[start of EXTRACT PROVIDED]

¶ 1. James and Leslie Tschaikowsky were married in 1999, and are now in the process of divorcing. In between, the parties legally separated, agreeing on terms of separation that were formally incorporated into a final order issued by the family court on October 12, 2007. This appeal follows husband James’s *305request that the family court enforce the terms of the separation agreement in the divorce proceedings through summary judgment, which the court denied. We agree with husband that the agreement is binding and enforceable as a matter of law, and reverse the family court’s denial of summary judgment.
¶ 2. Having lived separately for the requisite six-month period, the parties filed for separation in the fall of 2007. Both represented by counsel, the parties waived their rights to a hearing and requested that the family court incorporate the agreement into a final order of separation pursuant to Vermont Rule for Family Proceedings 4(e), and the court complied. The agreement addressed the terms of their separation, including parental rights and responsibilities, support, and education for their two minor children, as well as “the final settlement of their property rights.” Containing clauses for both real and personal property, the agreement divided the property owned by the parties at the time. The agreement also included a provision entitled “Subsequent Divorce,” which stated that:
In the event any such [divorce] action is instituted, the parties shall be bound by all the terms of this agreement. If consistent with the rule or practice of the court granting a decree of absolute divorce, the provisions of this agreement, or the substance thereof, shall be incorporated in such decree ....

[end of EXTRACT PROVIDED]
[start of MATERIAL SHOWN]

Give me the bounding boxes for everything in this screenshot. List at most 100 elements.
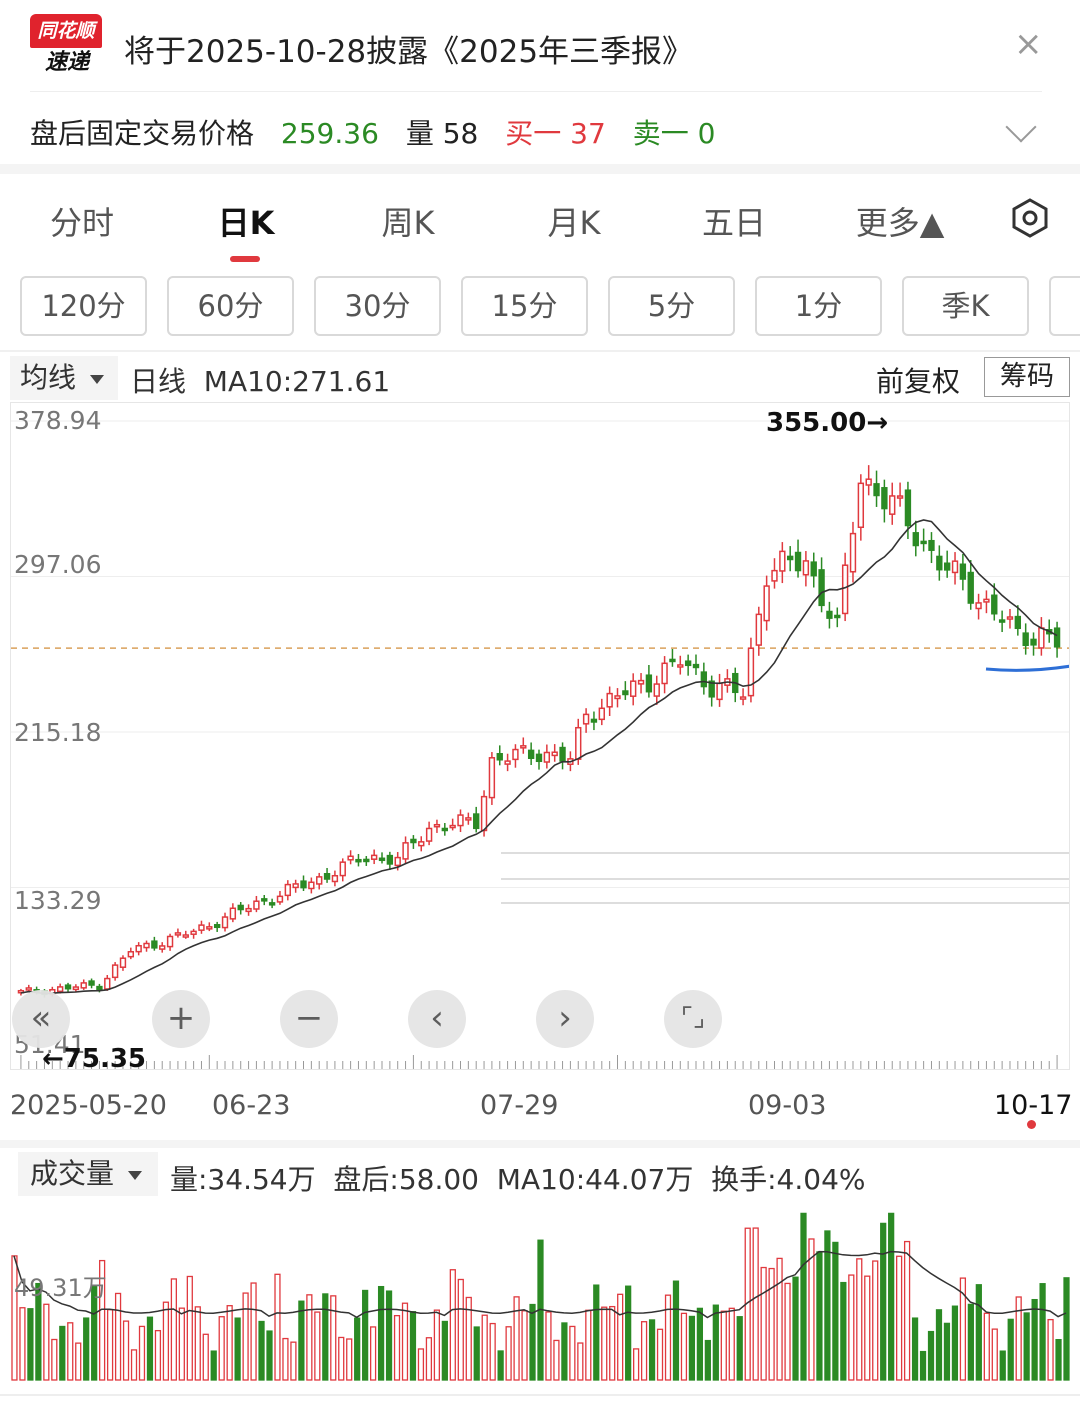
scroll-left-fast-button[interactable]: « [12,990,70,1048]
volume-bar [776,1257,783,1381]
volume-bar [505,1326,512,1381]
tab-five-day[interactable]: 五日 [674,198,794,244]
y-tick-label: 215.18 [14,718,102,747]
candle-body [889,495,896,515]
after-hours-volume: 量 58 [405,117,479,150]
kline-chart[interactable] [10,402,1078,1070]
candle-body [606,692,613,708]
volume-bar [951,1305,959,1381]
volume-bar [919,1350,927,1381]
scroll-left-button[interactable]: ‹ [408,990,466,1048]
volume-bar [903,1240,911,1381]
volume-bar [130,1349,138,1381]
candle-body [80,982,87,989]
candle-body [677,664,684,668]
x-tick-label: 07-29 [480,1090,559,1121]
candle-body [551,751,558,757]
candle-body [959,563,967,580]
earnings-notice[interactable]: 将于2025-10-28披露《2025年三季报》 [124,26,693,71]
logo-bottom-text: 速递 [44,50,89,75]
adjust-mode-label[interactable]: 前复权 [876,360,960,400]
candle-body [614,695,621,700]
volume-bar [585,1309,592,1381]
dropdown-arrow-icon [128,1170,143,1180]
candle-body [787,555,794,561]
interval-60m-button[interactable]: 60分 [167,276,294,336]
candle-body [661,662,668,685]
tab-monthly-k[interactable]: 月K [514,198,634,244]
volume-bar [609,1305,616,1381]
fullscreen-icon[interactable]: ⌜⌟ [664,990,722,1048]
candle-body [143,942,150,949]
candle-body [480,795,488,832]
chips-button[interactable]: 筹码 [984,357,1070,397]
candle-body [402,842,409,860]
candle-body [763,585,770,622]
volume-bar [625,1285,632,1381]
zoom-in-button[interactable]: + [152,990,210,1048]
volume-bar [186,1275,193,1381]
candle-body [323,873,331,880]
volume-bar [202,1333,209,1381]
volume-chart[interactable] [10,1200,1070,1382]
volume-bar [51,1338,58,1381]
volume-bar [728,1307,735,1381]
tab-weekly-k[interactable]: 周K [348,198,468,244]
kline-svg [11,420,1078,1069]
scroll-right-button[interactable]: › [536,990,594,1048]
volume-bar [75,1342,82,1381]
candle-body [488,757,496,799]
candle-body [692,663,700,669]
logo-top-text: 同花顺 [30,14,102,48]
after-hours-row[interactable]: 盘后固定交易价格 259.36 量 58 买一 37 卖一 0 [30,112,733,152]
candle-body [849,532,857,573]
volume-dropdown-label: 成交量 [30,1157,115,1190]
tab-daily-k[interactable]: 日K [186,198,306,244]
close-icon[interactable]: × [1014,24,1043,64]
active-tab-indicator [230,256,260,262]
candle-body [598,707,605,721]
candle-body [975,602,982,610]
zoom-out-button[interactable]: − [280,990,338,1048]
ma-dropdown[interactable]: 均线 [10,356,118,400]
interval-1m-button[interactable]: 1分 [755,276,882,336]
interval-5m-button[interactable]: 5分 [608,276,735,336]
app-logo: 同花顺 速递 [30,14,102,78]
volume-bar [481,1314,488,1381]
volume-bar [617,1293,624,1381]
candle-body [904,489,912,527]
volume-bar [792,1276,799,1381]
volume-bar [768,1267,775,1381]
volume-bar [880,1222,887,1381]
settings-icon[interactable] [1010,198,1050,238]
candle-body [72,986,80,991]
volume-bar [178,1307,185,1381]
volume-bar [242,1292,249,1381]
volume-bar [425,1337,433,1381]
tab-intraday[interactable]: 分时 [22,198,142,244]
candle-body [637,679,645,685]
candle-body [159,945,166,950]
volume-bar [736,1316,743,1381]
candle-body [936,555,943,571]
interval-15m-button[interactable]: 15分 [461,276,588,336]
volume-bar [712,1304,719,1381]
interval-quarter-k-button[interactable]: 季K [902,276,1029,336]
candle-body [394,856,401,867]
candle-body [739,696,747,700]
interval-30m-button[interactable]: 30分 [314,276,441,336]
interval-120m-button[interactable]: 120分 [20,276,147,336]
volume-bar [258,1320,265,1381]
chevron-down-icon[interactable] [1005,111,1037,143]
volume-bar [1039,1283,1046,1381]
candle-body [96,985,103,991]
tab-more[interactable]: 更多▲ [840,198,960,244]
divider [0,1394,1080,1396]
after-hours-label: 盘后固定交易价格 [30,117,255,150]
volume-bar [975,1284,982,1381]
candle-body [873,483,880,497]
interval-more-button[interactable] [1049,276,1080,336]
candle-body [56,986,64,993]
candle-body [449,824,456,829]
volume-dropdown[interactable]: 成交量 [18,1152,158,1196]
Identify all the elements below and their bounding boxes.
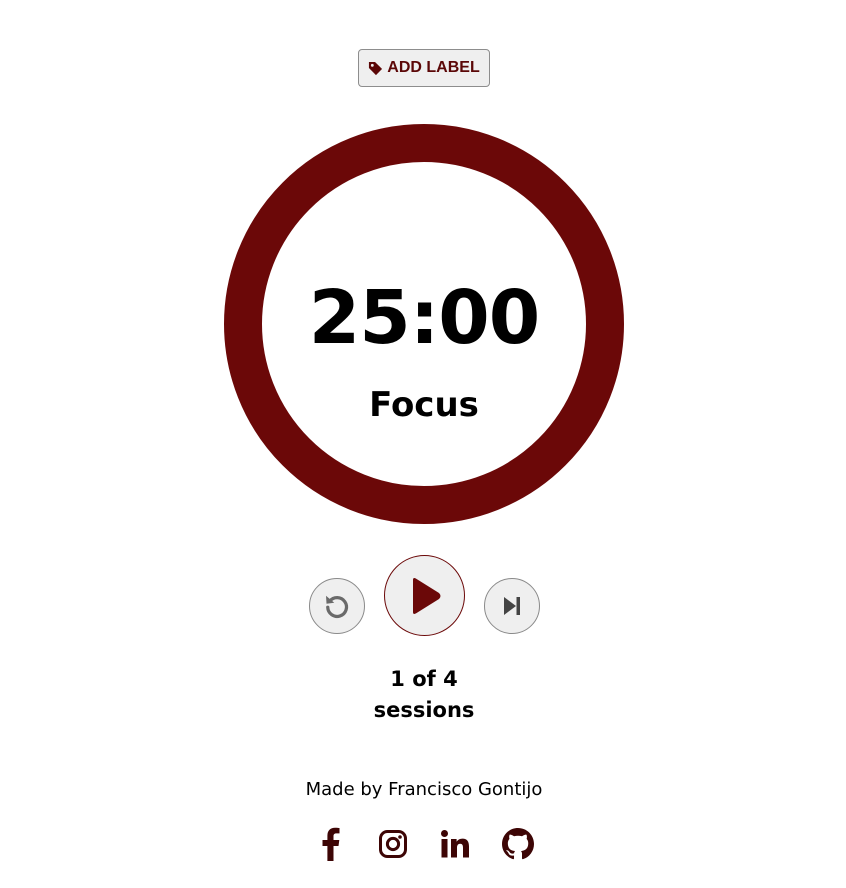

[end of MATERIAL SHOWN]

WHAT YOU SHOULD DO:
Carry on writing the court opinion on the Tschaikowsky separation agreement, starting right after its last sentence. These records have no connection to the court opinion.

THE ANSWER:
¶ 3. Following the court’s issuance of a final separation order incorporating the terms of the agreement, husband moved to England where he resided until April 2010, when he returned to the United States. In June 2010, wife filed for divorce. A copy of the separation agreement accompanied wife’s divorce complaint, which stated that “[s]aid Separation Agreement resulted in a Final Order and Decree granting [wife] therein a Divorce from Bed and Board” and requested “a complete and total Divorce from the Bonds of Matrimony.” A few days later, husband filed a motion to modify the separation agreement regarding parental rights and responsibilities of the parties’ two minor children, which the court held a hearing on and ultimately ordered a new parenting schedule. Father also filed a motion to modify child support, but the parties eventually came to an agreement and the court issued a new child support order in the fall of 2012.
¶ 4. Husband then motioned for summary judgment, seeking enforcement of the terms of the separation agreement for the *306division of marital property in the impending divorce proceedings. The family court denied husband’s motion, stating that “[t]he issues pertaining to the grant of a final divorce must be determined at the time of the final divorce.” We disagree on grounds that the terms of the parties’ separation agreement were incorporated into a final order by the family court in 2007 and the distribution of property under those terms cannot be modified except on grounds sufficient to overturn a judgment.1
¶ 5. On appeal, this Court reviews summary judgment decisions de novo. O’Brien v. Synnott, 2013 VT 33, ¶ 9, 193 Vt. 546, 72 A.3d 331. Summary judgment is appropriate where there is no genuine dispute of material facts and the moving party is entitled to judgment as a matter of law. V.R.C.P. 56(a). A fact is only material where it “might affect the outcome.” O’Brien, 2013 VT 33, ¶ 9 (quotation omitted).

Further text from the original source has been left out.